+++ The records
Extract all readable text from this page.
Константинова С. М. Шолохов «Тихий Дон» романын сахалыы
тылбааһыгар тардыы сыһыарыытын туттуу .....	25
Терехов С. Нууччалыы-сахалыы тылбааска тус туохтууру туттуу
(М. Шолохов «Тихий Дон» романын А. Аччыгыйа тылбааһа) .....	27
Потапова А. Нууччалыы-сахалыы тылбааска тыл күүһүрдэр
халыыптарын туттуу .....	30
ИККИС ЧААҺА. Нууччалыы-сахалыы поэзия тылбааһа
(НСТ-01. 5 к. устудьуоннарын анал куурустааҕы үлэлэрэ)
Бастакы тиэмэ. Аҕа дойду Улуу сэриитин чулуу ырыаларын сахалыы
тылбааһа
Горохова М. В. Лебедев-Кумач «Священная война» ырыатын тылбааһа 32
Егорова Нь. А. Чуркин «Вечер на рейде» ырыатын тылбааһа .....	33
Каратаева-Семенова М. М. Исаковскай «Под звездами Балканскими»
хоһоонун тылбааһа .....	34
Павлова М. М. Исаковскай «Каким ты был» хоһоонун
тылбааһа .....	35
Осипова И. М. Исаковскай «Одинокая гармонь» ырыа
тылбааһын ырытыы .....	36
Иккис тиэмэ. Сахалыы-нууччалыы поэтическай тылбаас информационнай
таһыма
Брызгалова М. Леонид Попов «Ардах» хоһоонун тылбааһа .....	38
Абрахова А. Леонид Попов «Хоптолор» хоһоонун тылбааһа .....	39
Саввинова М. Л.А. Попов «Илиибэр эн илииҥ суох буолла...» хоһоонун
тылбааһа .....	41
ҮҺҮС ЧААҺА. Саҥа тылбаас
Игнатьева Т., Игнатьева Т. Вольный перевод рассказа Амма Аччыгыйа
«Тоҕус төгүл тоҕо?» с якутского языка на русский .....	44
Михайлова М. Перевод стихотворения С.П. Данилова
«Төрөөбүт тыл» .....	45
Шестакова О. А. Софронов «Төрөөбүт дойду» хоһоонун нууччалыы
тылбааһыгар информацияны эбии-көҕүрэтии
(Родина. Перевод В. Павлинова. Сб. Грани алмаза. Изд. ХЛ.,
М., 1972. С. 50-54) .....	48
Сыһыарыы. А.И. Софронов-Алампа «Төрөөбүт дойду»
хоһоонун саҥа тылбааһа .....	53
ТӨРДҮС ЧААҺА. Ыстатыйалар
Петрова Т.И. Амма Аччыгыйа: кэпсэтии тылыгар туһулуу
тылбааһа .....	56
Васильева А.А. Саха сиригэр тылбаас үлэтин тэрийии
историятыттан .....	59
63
++++++
--- Short exercise ---
Reply with one number: the count of lines in the entries that include the word "Аччыгыйа".

--- Answer ---
3